>> START Provided records

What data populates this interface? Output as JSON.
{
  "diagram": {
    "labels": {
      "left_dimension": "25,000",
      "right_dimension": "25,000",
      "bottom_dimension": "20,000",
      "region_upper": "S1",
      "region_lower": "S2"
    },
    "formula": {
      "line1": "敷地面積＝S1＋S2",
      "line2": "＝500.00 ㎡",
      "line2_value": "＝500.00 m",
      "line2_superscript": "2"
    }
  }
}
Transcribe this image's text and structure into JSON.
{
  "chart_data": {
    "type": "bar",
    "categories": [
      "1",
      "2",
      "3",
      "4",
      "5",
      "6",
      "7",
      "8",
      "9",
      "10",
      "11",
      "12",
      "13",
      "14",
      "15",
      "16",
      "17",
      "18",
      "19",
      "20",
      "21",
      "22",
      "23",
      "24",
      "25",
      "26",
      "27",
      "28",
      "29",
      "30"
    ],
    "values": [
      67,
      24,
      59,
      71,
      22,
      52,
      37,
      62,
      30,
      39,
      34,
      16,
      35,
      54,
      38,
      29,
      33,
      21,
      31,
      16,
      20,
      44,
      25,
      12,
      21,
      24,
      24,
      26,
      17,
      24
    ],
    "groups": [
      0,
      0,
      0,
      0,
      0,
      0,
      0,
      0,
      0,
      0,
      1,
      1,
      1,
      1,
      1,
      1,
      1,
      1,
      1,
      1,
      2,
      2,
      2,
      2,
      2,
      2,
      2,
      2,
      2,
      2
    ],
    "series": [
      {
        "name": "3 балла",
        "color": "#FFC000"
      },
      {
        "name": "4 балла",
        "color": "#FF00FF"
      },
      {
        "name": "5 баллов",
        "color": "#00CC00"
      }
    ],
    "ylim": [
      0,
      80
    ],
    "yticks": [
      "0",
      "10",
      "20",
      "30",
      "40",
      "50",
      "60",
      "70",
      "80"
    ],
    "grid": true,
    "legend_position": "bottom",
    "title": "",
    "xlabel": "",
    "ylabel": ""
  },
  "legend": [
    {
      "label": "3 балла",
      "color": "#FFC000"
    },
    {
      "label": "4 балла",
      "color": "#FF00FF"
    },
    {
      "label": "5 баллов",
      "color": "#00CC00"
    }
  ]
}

>> END Provided records

▶ [Written request]
Every entry should be printed again exactly as written.

▶ [In response]
What data populates this interface? Output as JSON.
{
  "diagram": {
    "labels": {
      "left_dimension": "25,000",
      "right_dimension": "25,000",
      "bottom_dimension": "20,000",
      "region_upper": "S1",
      "region_lower": "S2"
    },
    "formula": {
      "line1": "敷地面積＝S1＋S2",
      "line2": "＝500.00 ㎡",
      "line2_value": "＝500.00 m",
      "line2_superscript": "2"
    }
  }
}
Transcribe this image's text and structure into JSON.
{
  "chart_data": {
    "type": "bar",
    "categories": [
      "1",
      "2",
      "3",
      "4",
      "5",
      "6",
      "7",
      "8",
      "9",
      "10",
      "11",
      "12",
      "13",
      "14",
      "15",
      "16",
      "17",
      "18",
      "19",
      "20",
      "21",
      "22",
      "23",
      "24",
      "25",
      "26",
      "27",
      "28",
      "29",
      "30"
    ],
    "values": [
      67,
      24,
      59,
      71,
      22,
      52,
      37,
      62,
      30,
      39,
      34,
      16,
      35,
      54,
      38,
      29,
      33,
      21,
      31,
      16,
      20,
      44,
      25,
      12,
      21,
      24,
      24,
      26,
      17,
      24
    ],
    "groups": [
      0,
      0,
      0,
      0,
      0,
      0,
      0,
      0,
      0,
      0,
      1,
      1,
      1,
      1,
      1,
      1,
      1,
      1,
      1,
      1,
      2,
      2,
      2,
      2,
      2,
      2,
      2,
      2,
      2,
      2
    ],
    "series": [
      {
        "name": "3 балла",
        "color": "#FFC000"
      },
      {
        "name": "4 балла",
        "color": "#FF00FF"
      },
      {
        "name": "5 баллов",
        "color": "#00CC00"
      }
    ],
    "ylim": [
      0,
      80
    ],
    "yticks": [
      "0",
      "10",
      "20",
      "30",
      "40",
      "50",
      "60",
      "70",
      "80"
    ],
    "grid": true,
    "legend_position": "bottom",
    "title": "",
    "xlabel": "",
    "ylabel": ""
  },
  "legend": [
    {
      "label": "3 балла",
      "color": "#FFC000"
    },
    {
      "label": "4 балла",
      "color": "#FF00FF"
    },
    {
      "label": "5 баллов",
      "color": "#00CC00"
    }
  ]
}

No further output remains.